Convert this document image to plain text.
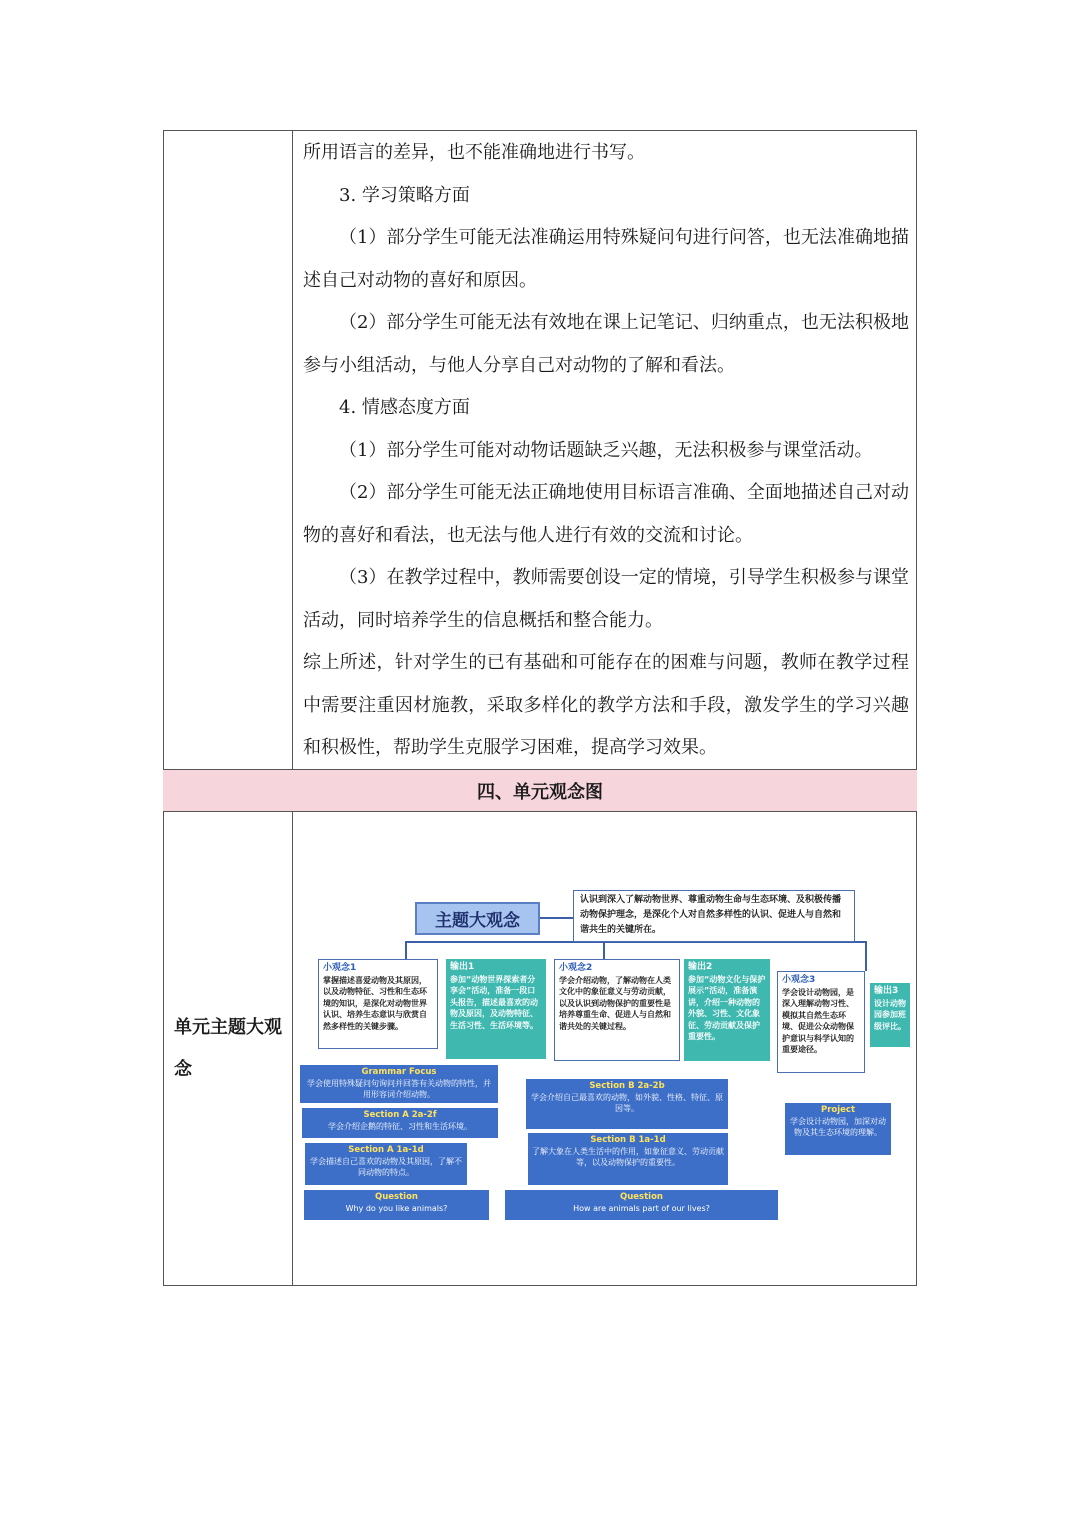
所用语言的差异，也不能准确地进行书写。

3. 学习策略方面

（1）部分学生可能无法准确运用特殊疑问句进行问答，也无法准确地描述自己对动物的喜好和原因。

（2）部分学生可能无法有效地在课上记笔记、归纳重点，也无法积极地参与小组活动，与他人分享自己对动物的了解和看法。

4. 情感态度方面

（1）部分学生可能对动物话题缺乏兴趣，无法积极参与课堂活动。

（2）部分学生可能无法正确地使用目标语言准确、全面地描述自己对动物的喜好和看法，也无法与他人进行有效的交流和讨论。

（3）在教学过程中，教师需要创设一定的情境，引导学生积极参与课堂活动，同时培养学生的信息概括和整合能力。

综上所述，针对学生的已有基础和可能存在的困难与问题，教师在教学过程中需要注重因材施教，采取多样化的教学方法和手段，激发学生的学习兴趣和积极性，帮助学生克服学习困难，提高学习效果。

四、单元观念图
单元主题大观念
主题大观念
认识到深入了解动物世界、尊重动物生命与生态环境、及积极传播动物保护理念，是深化个人对自然多样性的认识、促进人与自然和谐共生的关键所在。
小观念1
掌握描述喜爱动物及其原因，以及动物特征、习性和生态环境的知识，是深化对动物世界认识、培养生态意识与欣赏自然多样性的关键步骤。
输出1
参加“动物世界探索者分享会”活动，准备一段口头报告，描述最喜欢的动物及原因，及动物特征、生活习性、生活环境等。
小观念2
学会介绍动物，了解动物在人类文化中的象征意义与劳动贡献，以及认识到动物保护的重要性是培养尊重生命、促进人与自然和谐共处的关键过程。
输出2
参加“动物文化与保护展示”活动，准备演讲，介绍一种动物的外貌、习性、文化象征、劳动贡献及保护重要性。
小观念3
学会设计动物园，是深入理解动物习性、模拟其自然生态环境、促进公众动物保护意识与科学认知的重要途径。
输出3
设计动物园参加班级评比。
Grammar Focus
学会使用特殊疑问句询问并回答有关动物的特性，并用形容词介绍动物。
Section A 2a-2f
学会介绍企鹅的特征、习性和生活环境。
Section A 1a-1d
学会描述自己喜欢的动物及其原因，了解不同动物的特点。
Question
Why do you like animals?
Section B 2a-2b
学会介绍自己最喜欢的动物，如外貌、性格、特征、原因等。
Section B 1a-1d
了解大象在人类生活中的作用，如象征意义、劳动贡献等，以及动物保护的重要性。
Question
How are animals part of our lives?
Project
学会设计动物园，加深对动物及其生态环境的理解。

Written exercise –
Spot every line that holds "animals" and copy it.

Solved problem –
Why do you like animals?
How are animals part of our lives?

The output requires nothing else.